---- MATERIAL PROVIDED

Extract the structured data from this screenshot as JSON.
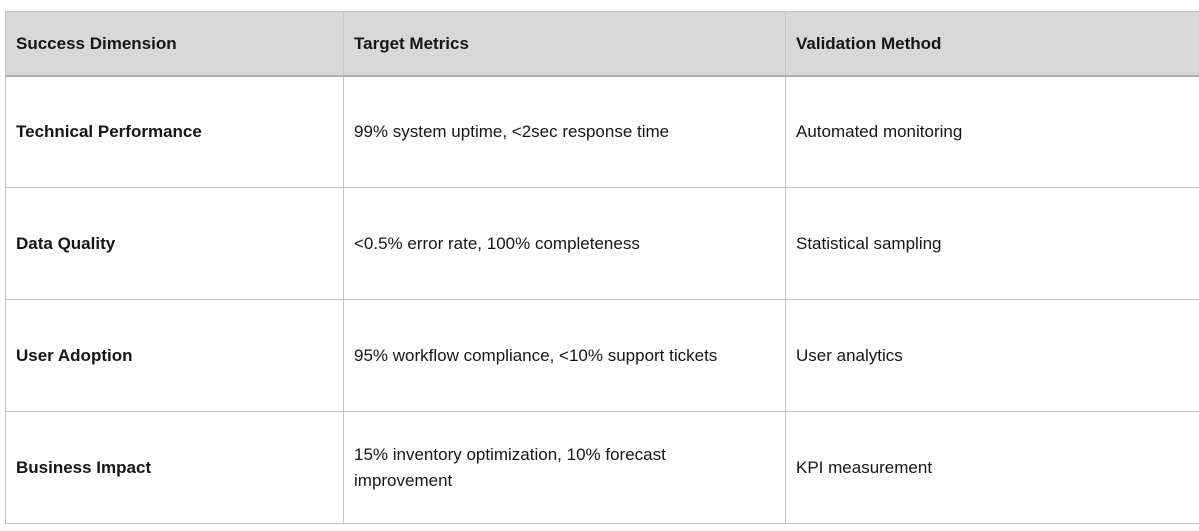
{
  "table": {
    "columns": [
      {
        "label": "Success Dimension"
      },
      {
        "label": "Target Metrics"
      },
      {
        "label": "Validation Method"
      }
    ],
    "rows": [
      {
        "dimension": "Technical Performance",
        "metrics": "99% system uptime, <2sec response time",
        "validation": "Automated monitoring"
      },
      {
        "dimension": "Data Quality",
        "metrics": "<0.5% error rate, 100% completeness",
        "validation": "Statistical sampling"
      },
      {
        "dimension": "User Adoption",
        "metrics": "95% workflow compliance, <10% support tickets",
        "validation": "User analytics"
      },
      {
        "dimension": "Business Impact",
        "metrics": "15% inventory optimization, 10% forecast improvement",
        "validation": "KPI measurement"
      }
    ],
    "colors": {
      "header_bg": "#d8d8d8",
      "border": "#c6c6c6",
      "header_border_bottom": "#aeaeae",
      "text": "#161616"
    }
  }
}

--------

*REQUIRED TASK:*
Transcribe every entry word for word, but skip the pictures.

*SOLUTION TO THE EXERCISE:*
Extract the structured data from this screenshot as JSON.
{
  "table": {
    "columns": [
      {
        "label": "Success Dimension"
      },
      {
        "label": "Target Metrics"
      },
      {
        "label": "Validation Method"
      }
    ],
    "rows": [
      {
        "dimension": "Technical Performance",
        "metrics": "99% system uptime, <2sec response time",
        "validation": "Automated monitoring"
      },
      {
        "dimension": "Data Quality",
        "metrics": "<0.5% error rate, 100% completeness",
        "validation": "Statistical sampling"
      },
      {
        "dimension": "User Adoption",
        "metrics": "95% workflow compliance, <10% support tickets",
        "validation": "User analytics"
      },
      {
        "dimension": "Business Impact",
        "metrics": "15% inventory optimization, 10% forecast improvement",
        "validation": "KPI measurement"
      }
    ],
    "colors": {
      "header_bg": "#d8d8d8",
      "border": "#c6c6c6",
      "header_border_bottom": "#aeaeae",
      "text": "#161616"
    }
  }
}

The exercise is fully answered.